SELECTED EXCERPT:
5. Rabbi Yosef Chaim Zonenfeld writes that if one consumes olives with olive oil there is no concern of forgetfulness. This solution is indicated in the Gemara cited above where it states that olive oil is beneficial to one’s memory (Salmas Chaim 41). Harav Shlomo Zalman Auerbach zt”l is cited as ruling that even one drop of oil would suffice to remove any hallachic problems (Halichos Shlomo chapter 2 page 23 in a footnote). However, Harav Chaim Kanievsky shlit”a questions whether adding olive oil to olives suffices to remove the concern of forgetfulness.

6. Harav Yaakov Emden zt”l (Mor Uketzia 170) noticed that even the religious people of his day commonly ate olives and he wonders why they were not concerned about forgetting their learning. He explains, “That the Gemara was referring to one who eats raw olives and makes them the focal point of his meal. However, if the olives are cooked, salted or brined, which are commonly eaten as a snack, one need not be concerned that they will cause forgetfulness.”

It seems that the common custom is to rely upon the view of Harav Yaakov Emden zt”l. However, Harav Chaim Kanievsky shlit”a cites the Meiri who writes that salted olives also cause one to forget his learning.

ENTRIES SHOWN:
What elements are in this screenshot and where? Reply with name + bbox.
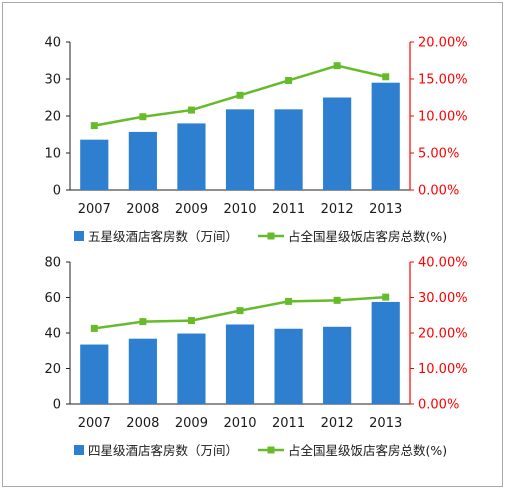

* * *

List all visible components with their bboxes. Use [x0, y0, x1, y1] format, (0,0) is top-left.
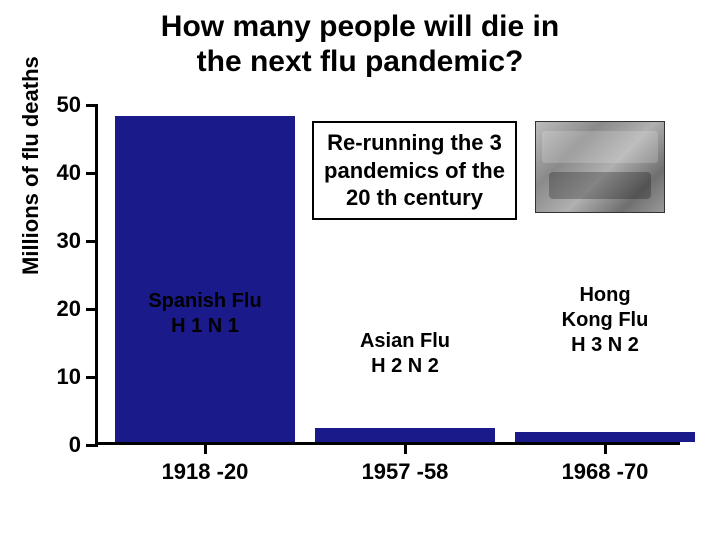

YOUR TASK: Reproduce the text on olives and forgetfulness from "5. Rabbi Yosef" up to and including "the concern of forgetfulness.".

FULL OUTPUT:
5. Rabbi Yosef Chaim Zonenfeld writes that if one consumes olives with olive oil there is no concern of forgetfulness. This solution is indicated in the Gemara cited above where it states that olive oil is beneficial to one’s memory (Salmas Chaim 41). Harav Shlomo Zalman Auerbach zt”l is cited as ruling that even one drop of oil would suffice to remove any hallachic problems (Halichos Shlomo chapter 2 page 23 in a footnote). However, Harav Chaim Kanievsky shlit”a questions whether adding olive oil to olives suffices to remove the concern of forgetfulness.